[Data entries]
-- BEGIN --
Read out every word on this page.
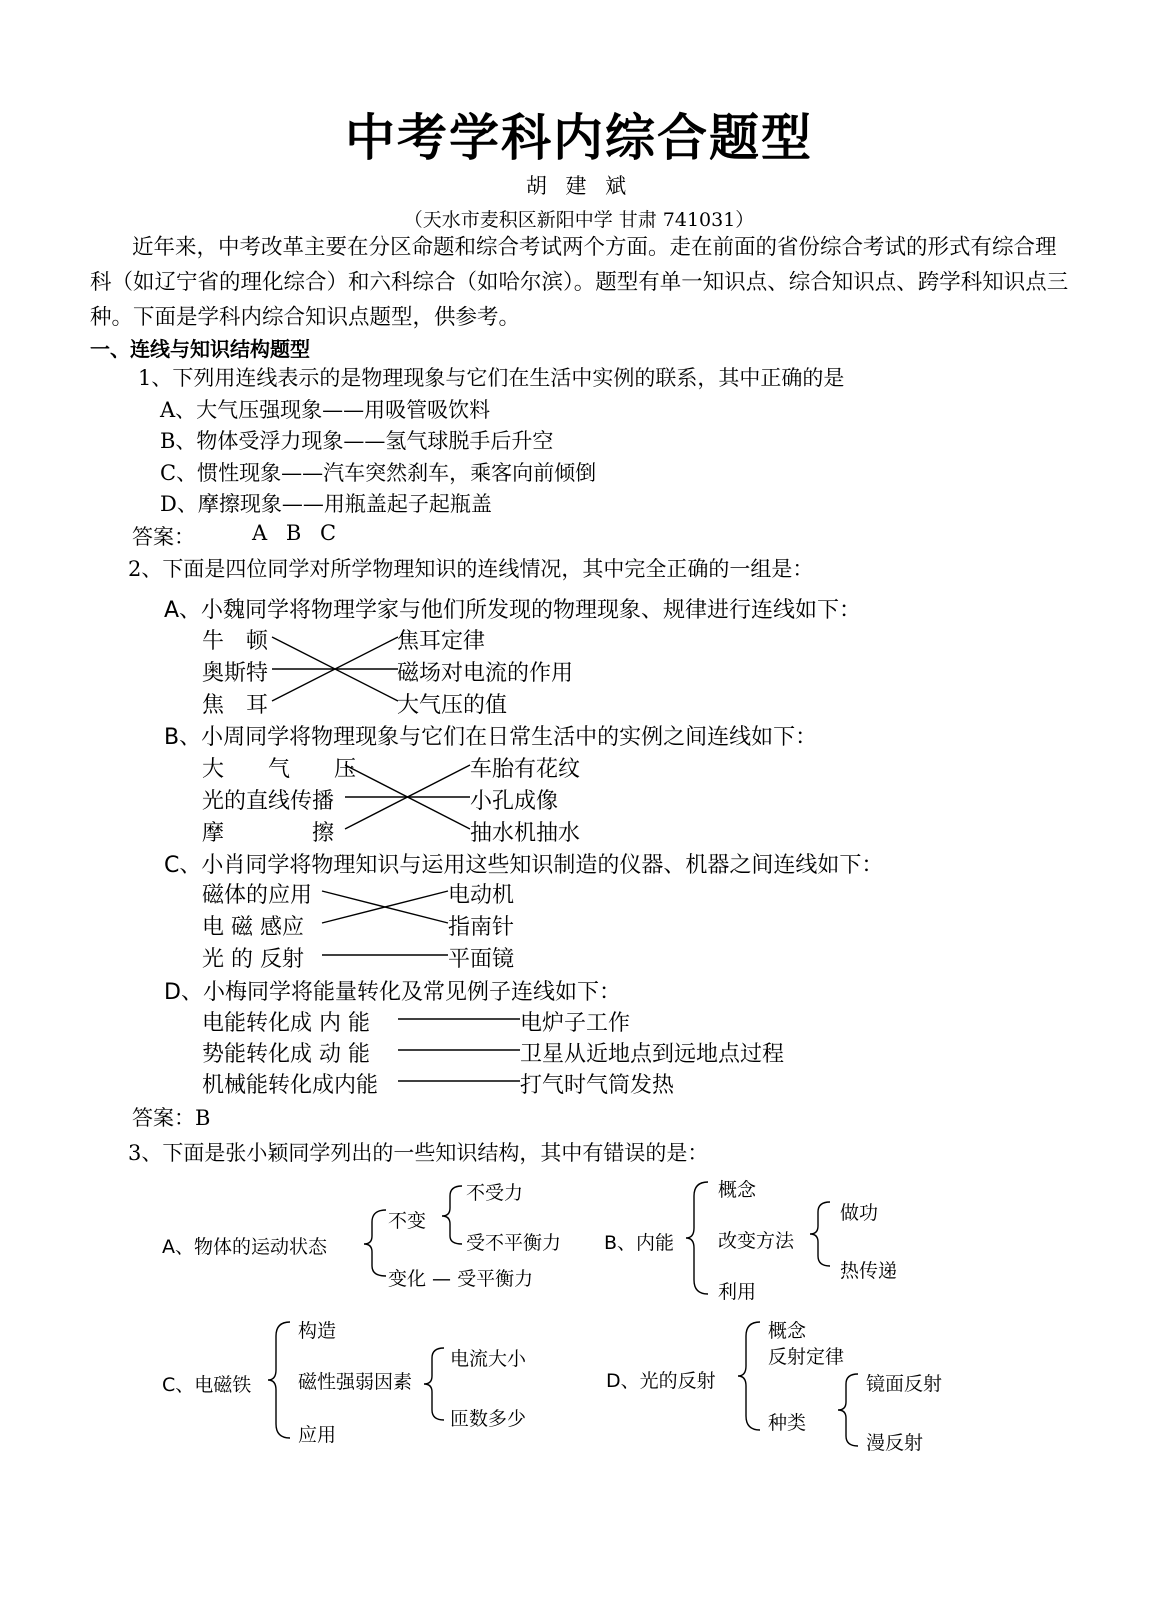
中考学科内综合题型
胡 建 斌
（天水市麦积区新阳中学 甘肃 741031）
近年来，中考改革主要在分区命题和综合考试两个方面。走在前面的省份综合考试的形式有综合理科（如辽宁省的理化综合）和六科综合（如哈尔滨）。题型有单一知识点、综合知识点、跨学科知识点三种。下面是学科内综合知识点题型，供参考。
一、连线与知识结构题型
1、下列用连线表示的是物理现象与它们在生活中实例的联系，其中正确的是
A、大气压强现象——用吸管吸饮料
B、物体受浮力现象——氢气球脱手后升空
C、惯性现象——汽车突然刹车，乘客向前倾倒
D、摩擦现象——用瓶盖起子起瓶盖
答案：	A B C
2、下面是四位同学对所学物理知识的连线情况，其中完全正确的一组是：
A、小魏同学将物理学家与他们所发现的物理现象、规律进行连线如下：
牛　顿
奥斯特
焦　耳
焦耳定律
磁场对电流的作用
大气压的值
B、小周同学将物理现象与它们在日常生活中的实例之间连线如下：
大　　气　　压
光的直线传播
摩　　　　擦
车胎有花纹
小孔成像
抽水机抽水
C、小肖同学将物理知识与运用这些知识制造的仪器、机器之间连线如下：
磁体的应用
电 磁 感应
光 的 反射
电动机
指南针
平面镜
D、小梅同学将能量转化及常见例子连线如下：
电能转化成 内 能
势能转化成 动 能
机械能转化成内能
电炉子工作
卫星从近地点到远地点过程
打气时气筒发热
答案：B
3、下面是张小颖同学列出的一些知识结构，其中有错误的是：
A、物体的运动状态
不变
不受力
受不平衡力
变化 — 受平衡力
B、内能
概念
改变方法
做功
热传递
利用
C、电磁铁
构造
磁性强弱因素
电流大小
匝数多少
应用
D、光的反射
概念
反射定律
种类
镜面反射
漫反射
-- END --
• [Work instructions]: Give back all entries exactly. No pictures belong in the copy.

• [Final result]:
Read out every word on this page.
中考学科内综合题型
胡 建 斌
（天水市麦积区新阳中学 甘肃 741031）
近年来，中考改革主要在分区命题和综合考试两个方面。走在前面的省份综合考试的形式有综合理科（如辽宁省的理化综合）和六科综合（如哈尔滨）。题型有单一知识点、综合知识点、跨学科知识点三种。下面是学科内综合知识点题型，供参考。
一、连线与知识结构题型
1、下列用连线表示的是物理现象与它们在生活中实例的联系，其中正确的是
A、大气压强现象——用吸管吸饮料
B、物体受浮力现象——氢气球脱手后升空
C、惯性现象——汽车突然刹车，乘客向前倾倒
D、摩擦现象——用瓶盖起子起瓶盖
答案：	A B C
2、下面是四位同学对所学物理知识的连线情况，其中完全正确的一组是：
A、小魏同学将物理学家与他们所发现的物理现象、规律进行连线如下：
牛　顿
奥斯特
焦　耳
焦耳定律
磁场对电流的作用
大气压的值
B、小周同学将物理现象与它们在日常生活中的实例之间连线如下：
大　　气　　压
光的直线传播
摩　　　　擦
车胎有花纹
小孔成像
抽水机抽水
C、小肖同学将物理知识与运用这些知识制造的仪器、机器之间连线如下：
磁体的应用
电 磁 感应
光 的 反射
电动机
指南针
平面镜
D、小梅同学将能量转化及常见例子连线如下：
电能转化成 内 能
势能转化成 动 能
机械能转化成内能
电炉子工作
卫星从近地点到远地点过程
打气时气筒发热
答案：B
3、下面是张小颖同学列出的一些知识结构，其中有错误的是：
A、物体的运动状态
不变
不受力
受不平衡力
变化 — 受平衡力
B、内能
概念
改变方法
做功
热传递
利用
C、电磁铁
构造
磁性强弱因素
电流大小
匝数多少
应用
D、光的反射
概念
反射定律
种类
镜面反射
漫反射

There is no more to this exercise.